▶ **Aim**:
Restate the full set of records exactly, without adding or dropping a word.

▶ **Records shown**:
▼
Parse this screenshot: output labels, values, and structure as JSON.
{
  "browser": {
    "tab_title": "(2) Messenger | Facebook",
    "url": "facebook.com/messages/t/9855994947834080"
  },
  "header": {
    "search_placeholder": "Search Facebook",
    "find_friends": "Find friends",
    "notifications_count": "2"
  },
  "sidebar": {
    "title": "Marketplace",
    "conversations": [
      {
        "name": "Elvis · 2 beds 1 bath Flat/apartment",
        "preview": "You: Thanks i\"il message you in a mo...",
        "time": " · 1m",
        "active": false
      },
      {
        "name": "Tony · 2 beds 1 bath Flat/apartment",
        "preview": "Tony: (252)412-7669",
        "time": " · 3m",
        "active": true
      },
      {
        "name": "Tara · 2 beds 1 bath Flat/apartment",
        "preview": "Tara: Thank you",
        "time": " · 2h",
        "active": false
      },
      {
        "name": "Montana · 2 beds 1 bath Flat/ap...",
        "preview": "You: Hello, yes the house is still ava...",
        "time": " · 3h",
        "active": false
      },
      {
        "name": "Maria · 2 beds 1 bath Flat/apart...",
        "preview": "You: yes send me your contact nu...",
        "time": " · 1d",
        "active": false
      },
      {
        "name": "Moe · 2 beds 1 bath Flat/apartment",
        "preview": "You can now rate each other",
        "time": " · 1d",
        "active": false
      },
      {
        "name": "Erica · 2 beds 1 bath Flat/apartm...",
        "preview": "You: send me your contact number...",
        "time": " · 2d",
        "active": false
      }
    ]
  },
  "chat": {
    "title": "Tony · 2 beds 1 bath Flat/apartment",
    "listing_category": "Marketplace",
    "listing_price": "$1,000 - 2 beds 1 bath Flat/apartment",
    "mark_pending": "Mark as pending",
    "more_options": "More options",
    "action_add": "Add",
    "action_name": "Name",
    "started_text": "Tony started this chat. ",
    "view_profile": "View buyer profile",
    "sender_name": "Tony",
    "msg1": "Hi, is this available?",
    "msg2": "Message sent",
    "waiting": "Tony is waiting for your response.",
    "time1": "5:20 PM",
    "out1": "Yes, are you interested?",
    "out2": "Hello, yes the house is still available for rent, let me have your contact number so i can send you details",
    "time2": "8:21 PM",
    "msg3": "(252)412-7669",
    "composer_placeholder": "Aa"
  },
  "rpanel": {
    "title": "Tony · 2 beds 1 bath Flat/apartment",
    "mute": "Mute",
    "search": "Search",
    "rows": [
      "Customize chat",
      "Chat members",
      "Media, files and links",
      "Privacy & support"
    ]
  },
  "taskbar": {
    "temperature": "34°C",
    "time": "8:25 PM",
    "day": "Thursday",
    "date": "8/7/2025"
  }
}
▲
▶ **Solution**:
Parse this screenshot: output labels, values, and structure as JSON.
{
  "browser": {
    "tab_title": "(2) Messenger | Facebook",
    "url": "facebook.com/messages/t/9855994947834080"
  },
  "header": {
    "search_placeholder": "Search Facebook",
    "find_friends": "Find friends",
    "notifications_count": "2"
  },
  "sidebar": {
    "title": "Marketplace",
    "conversations": [
      {
        "name": "Elvis · 2 beds 1 bath Flat/apartment",
        "preview": "You: Thanks i\"il message you in a mo...",
        "time": " · 1m",
        "active": false
      },
      {
        "name": "Tony · 2 beds 1 bath Flat/apartment",
        "preview": "Tony: (252)412-7669",
        "time": " · 3m",
        "active": true
      },
      {
        "name": "Tara · 2 beds 1 bath Flat/apartment",
        "preview": "Tara: Thank you",
        "time": " · 2h",
        "active": false
      },
      {
        "name": "Montana · 2 beds 1 bath Flat/ap...",
        "preview": "You: Hello, yes the house is still ava...",
        "time": " · 3h",
        "active": false
      },
      {
        "name": "Maria · 2 beds 1 bath Flat/apart...",
        "preview": "You: yes send me your contact nu...",
        "time": " · 1d",
        "active": false
      },
      {
        "name": "Moe · 2 beds 1 bath Flat/apartment",
        "preview": "You can now rate each other",
        "time": " · 1d",
        "active": false
      },
      {
        "name": "Erica · 2 beds 1 bath Flat/apartm...",
        "preview": "You: send me your contact number...",
        "time": " · 2d",
        "active": false
      }
    ]
  },
  "chat": {
    "title": "Tony · 2 beds 1 bath Flat/apartment",
    "listing_category": "Marketplace",
    "listing_price": "$1,000 - 2 beds 1 bath Flat/apartment",
    "mark_pending": "Mark as pending",
    "more_options": "More options",
    "action_add": "Add",
    "action_name": "Name",
    "started_text": "Tony started this chat. ",
    "view_profile": "View buyer profile",
    "sender_name": "Tony",
    "msg1": "Hi, is this available?",
    "msg2": "Message sent",
    "waiting": "Tony is waiting for your response.",
    "time1": "5:20 PM",
    "out1": "Yes, are you interested?",
    "out2": "Hello, yes the house is still available for rent, let me have your contact number so i can send you details",
    "time2": "8:21 PM",
    "msg3": "(252)412-7669",
    "composer_placeholder": "Aa"
  },
  "rpanel": {
    "title": "Tony · 2 beds 1 bath Flat/apartment",
    "mute": "Mute",
    "search": "Search",
    "rows": [
      "Customize chat",
      "Chat members",
      "Media, files and links",
      "Privacy & support"
    ]
  },
  "taskbar": {
    "temperature": "34°C",
    "time": "8:25 PM",
    "day": "Thursday",
    "date": "8/7/2025"
  }
}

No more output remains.